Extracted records

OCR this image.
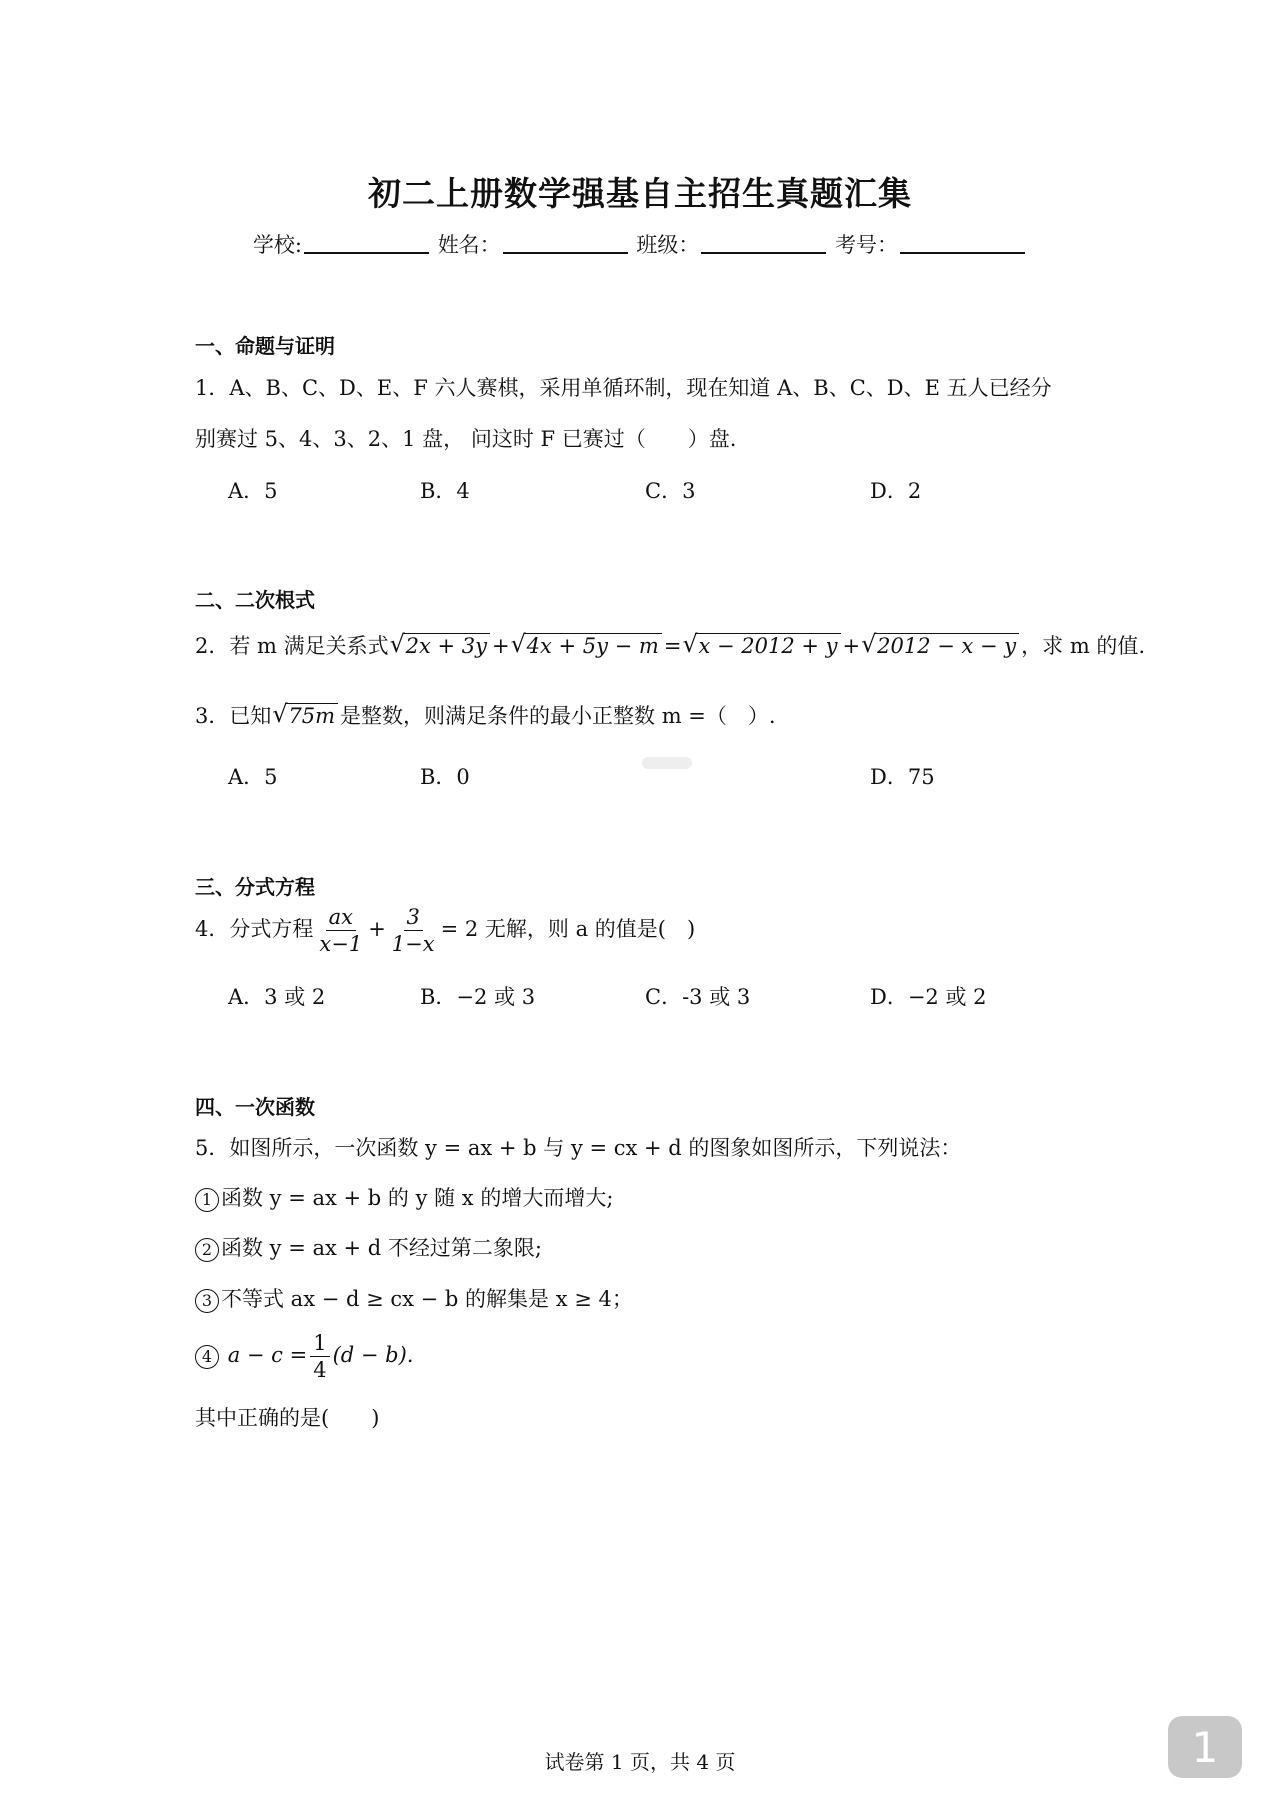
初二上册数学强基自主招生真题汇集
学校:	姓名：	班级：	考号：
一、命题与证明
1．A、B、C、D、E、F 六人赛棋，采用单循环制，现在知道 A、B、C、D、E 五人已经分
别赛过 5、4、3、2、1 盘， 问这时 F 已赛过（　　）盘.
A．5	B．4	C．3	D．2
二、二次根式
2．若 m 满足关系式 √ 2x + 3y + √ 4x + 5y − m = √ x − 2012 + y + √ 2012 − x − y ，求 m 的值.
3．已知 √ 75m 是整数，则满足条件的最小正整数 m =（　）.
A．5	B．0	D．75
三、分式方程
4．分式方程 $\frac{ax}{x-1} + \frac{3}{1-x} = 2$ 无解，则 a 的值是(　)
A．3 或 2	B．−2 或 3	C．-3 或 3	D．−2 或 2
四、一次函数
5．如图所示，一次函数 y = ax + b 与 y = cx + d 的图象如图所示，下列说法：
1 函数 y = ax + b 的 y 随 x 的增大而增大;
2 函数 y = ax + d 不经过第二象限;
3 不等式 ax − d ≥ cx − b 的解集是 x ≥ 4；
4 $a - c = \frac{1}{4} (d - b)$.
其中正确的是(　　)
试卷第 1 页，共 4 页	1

### [Exercise brief]
In the listing, find every line containing the word "frac" and list it.

### [Task response]
4．分式方程 $\frac{ax}{x-1} + \frac{3}{1-x} = 2$ 无解，则 a 的值是(　)
4 $a - c = \frac{1}{4} (d - b)$.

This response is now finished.